**** TEXTO DA PÁGINA ****
EUA produz apenas 10% dos semicondutores e China 80% dos minerais críticos e essa vulnerabilidade fez o governo Biden alocar trilhões para impulsionar a indústria

 

Por que investimento público e subsídios são a “nova" bússola da economia dos Estados Unidos                     

 

 

IMAGEM: ISTOCKPHOTO

Os EUA produzem apenas 10% dos semicondutores enquanto a China detém 80% dos minerais críticos e essa vulnerabilidade fez o governo Biden alocar trilhões para impulsionar a indústria

 

 

Por que investimento público e subsídios são a “nova” bússola da economia dos Estados Unidos

A vulnerabilidade do país na produção de semicondutores avançados e em minerais críticos explica o engavetamento da política dar liberdade total ao mercado

 

por Carlos Drummond

 

Enormes doses de investimento público e subsídios jorram para as políticas públicas de reindustrialização e descarbonização, nos EUA, na Europa, no Japão, na China e em outros países do Oriente, mas no Brasil isso ainda constitui anátema para economistas neoliberais colocados em posições chave, no setor financeiro e no próprio governo, e ainda para a maior parte do Congresso. O presidente Lula tentou, sem sucesso, romper o cerco contra o investimento público, ao menos duas vezes, quando da elaboração do novo arcabouço fiscal e na definição do Orçamento.

 

O fato é que o investimento público e os subsídios são pilares da retomada da industrialização nos Estados Unidos e no mundo, como deixou claro o conselheiro de segurança nacional Jake Sullivan, em discurso que iniciou, segundo a respeitada revista Politico, uma “revolução”, há pouco menos de um ano, totalmente ignorado pela imprensa doméstica. 

 

Na sede do tradicional think tank Brooking Institution, Sullivan vocalizou uma espécie de mea culpa coletiva pela condução desastrosa da política econômica estadunidense nos últimos anos. Em discurso mais que contundente, sem qualquer repercussão no Brasil, o conselheiro mencionou quatro vezes o caráter essencial do investimento público.

 

Os Estados Unidos fabricam hoje apenas cerca de 10% dos semicondutores do mundo, e a produção – em geral e especialmente quando se trata dos chips mais avançados – está geograficamente concentrada em outros locais. Produzem apenas 4% do lítio, 13% do cobalto, 0% do níquel e 0% do grafite necessários para atender a procura atual de veículos elétricos. Em contrapartida, mais de 80% dos minerais críticos são processados por um país, a China.

 

A reação dos EUA a esse quadro de vulnerabilidade foi alocar 3,5 trilhões de dólares nesta década em investimentos públicos e privados, com grande proporção de subsídios.
**** DADOS FORNECIDOS ****
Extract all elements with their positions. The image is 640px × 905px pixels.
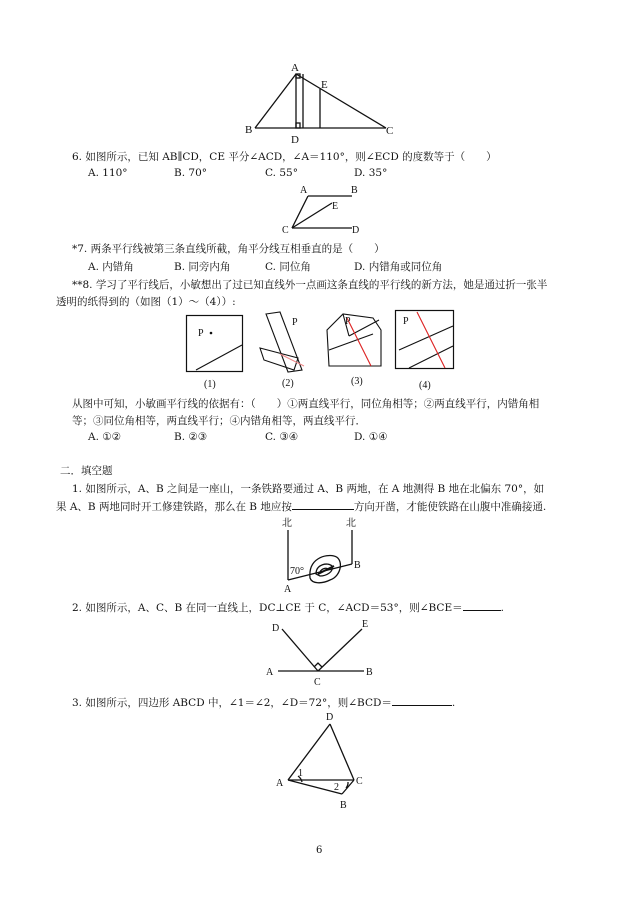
top-label-A: A bbox=[291, 62, 299, 74]
f1-label-A: A bbox=[284, 584, 292, 595]
f2-label-B: B bbox=[366, 667, 373, 678]
top-label-B: B bbox=[245, 124, 253, 136]
q8-text-line1: **8. 学习了平行线后，小敏想出了过已知直线外一点画这条直线的平行线的新方法，她是通过折一张半 bbox=[72, 279, 548, 291]
q8-panel-2-caption: (2) bbox=[282, 378, 294, 389]
f3-label-D: D bbox=[326, 712, 334, 723]
q7-text: *7. 两条平行线被第三条直线所截，角平分线互相垂直的是（ ） bbox=[72, 243, 385, 255]
f3-label-2: 2 bbox=[334, 782, 339, 793]
f3-text-a: 3. 如图所示，四边形 ABCD 中，∠1＝∠2，∠D＝72°，则∠BCD＝ bbox=[72, 697, 392, 709]
f2-label-A: A bbox=[266, 667, 274, 678]
q6-label-B: B bbox=[351, 185, 358, 196]
q7-option-b: B. 同旁内角 bbox=[174, 261, 231, 273]
f1-text-line1: 1. 如图所示，A、B 之间是一座山，一条铁路要通过 A、B 两地，在 A 地测得 B 地在北偏东 70°，如 bbox=[72, 483, 545, 495]
q8-panel-1 bbox=[186, 315, 246, 395]
q8-option-a: A. ①② bbox=[88, 431, 122, 443]
f3-figure bbox=[268, 712, 378, 812]
q8-panel-3-caption: (3) bbox=[351, 376, 363, 387]
q6-text: 6. 如图所示，已知 AB∥CD，CE 平分∠ACD，∠A＝110°，则∠ECD 的度数等于（ ） bbox=[72, 151, 497, 163]
f2-label-C: C bbox=[314, 677, 321, 688]
q7-option-c: C. 同位角 bbox=[265, 261, 311, 273]
q8-panel-2-p: P bbox=[292, 317, 298, 328]
f1-north-right: 北 bbox=[346, 518, 356, 529]
q8-panel-4-p: P bbox=[403, 316, 409, 327]
q8-panel-3-p: P bbox=[345, 316, 351, 327]
q8-option-b: B. ②③ bbox=[174, 431, 208, 443]
f3-text-b: . bbox=[451, 697, 456, 709]
f2-answer-blank[interactable] bbox=[463, 599, 501, 611]
f1-figure bbox=[270, 514, 380, 598]
q7-option-a: A. 内错角 bbox=[88, 261, 134, 273]
q8-panel-4 bbox=[395, 310, 459, 395]
q6-option-c: C. 55° bbox=[265, 167, 298, 179]
q6-label-D: D bbox=[352, 225, 360, 236]
q8-panel-1-p: P bbox=[198, 328, 204, 339]
f2-text-a: 2. 如图所示，A、C、B 在同一直线上，DC⊥CE 于 C，∠ACD＝53°，则∠BCE＝ bbox=[72, 602, 463, 614]
q8-panel-2 bbox=[258, 310, 318, 395]
f3-text bbox=[72, 694, 455, 711]
f1-text-line2 bbox=[56, 498, 546, 515]
page-number: 6 bbox=[316, 845, 323, 856]
section-title-fill-in: 二．填空题 bbox=[60, 465, 113, 477]
f2-label-D: D bbox=[272, 623, 280, 634]
f3-label-A: A bbox=[276, 778, 284, 789]
f2-text bbox=[72, 599, 504, 616]
q6-label-E: E bbox=[332, 201, 339, 212]
q8-body-line1: 从图中可知，小敏画平行线的依据有：（ ）①两直线平行，同位角相等；②两直线平行，内错角相 bbox=[72, 398, 540, 410]
q8-text-line2: 透明的纸得到的（如图（1）～（4））: bbox=[56, 296, 236, 308]
q8-panel-3 bbox=[325, 310, 385, 395]
top-label-D: D bbox=[291, 134, 299, 146]
q6-label-C: C bbox=[282, 225, 289, 236]
q6-option-a: A. 110° bbox=[88, 167, 128, 179]
q6-label-A: A bbox=[300, 185, 308, 196]
q6-option-b: B. 70° bbox=[174, 167, 208, 179]
f1-text-line2b: 方向开凿，才能使铁路在山腹中准确接通. bbox=[353, 501, 547, 513]
top-triangle-figure bbox=[240, 60, 400, 150]
q8-option-d: D. ①④ bbox=[354, 431, 388, 443]
f3-label-B: B bbox=[340, 800, 347, 811]
f2-text-b: . bbox=[500, 602, 504, 614]
q8-option-c: C. ③④ bbox=[265, 431, 299, 443]
f1-text-line2a: 果 A、B 两地同时开工修建铁路，那么在 B 地应按 bbox=[56, 501, 292, 513]
f2-label-E: E bbox=[362, 619, 369, 630]
q8-panel-4-caption: (4) bbox=[419, 380, 431, 391]
f1-answer-blank[interactable] bbox=[292, 498, 354, 510]
f1-label-B: B bbox=[354, 560, 361, 571]
q8-panel-1-caption: (1) bbox=[204, 379, 216, 390]
top-label-E: E bbox=[321, 79, 328, 91]
q8-body-line2: 等；③同位角相等，两直线平行；④内错角相等，两直线平行． bbox=[72, 415, 366, 427]
f2-figure bbox=[262, 615, 392, 695]
top-label-C: C bbox=[386, 125, 394, 137]
f3-answer-blank[interactable] bbox=[392, 694, 452, 706]
q7-option-d: D. 内错角或同位角 bbox=[354, 261, 443, 273]
f3-label-C: C bbox=[356, 776, 363, 787]
q6-figure bbox=[280, 183, 390, 238]
f3-label-1: 1 bbox=[298, 768, 303, 779]
q6-option-d: D. 35° bbox=[354, 167, 388, 179]
f1-angle-label: 70° bbox=[290, 566, 304, 577]
f1-north-left: 北 bbox=[282, 518, 292, 529]
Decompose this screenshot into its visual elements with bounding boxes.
****
> [OBJETIVO DO EXERCÍCIO]:
Reproduza fielmente o trecho do texto sobre a economia dos Estados Unidos, começando em "Enormes doses de" e terminando em "definição do Orçamento.".

> [EXERCÍCIO RESOLVIDO]:
Enormes doses de investimento público e subsídios jorram para as políticas públicas de reindustrialização e descarbonização, nos EUA, na Europa, no Japão, na China e em outros países do Oriente, mas no Brasil isso ainda constitui anátema para economistas neoliberais colocados em posições chave, no setor financeiro e no próprio governo, e ainda para a maior parte do Congresso. O presidente Lula tentou, sem sucesso, romper o cerco contra o investimento público, ao menos duas vezes, quando da elaboração do novo arcabouço fiscal e na definição do Orçamento.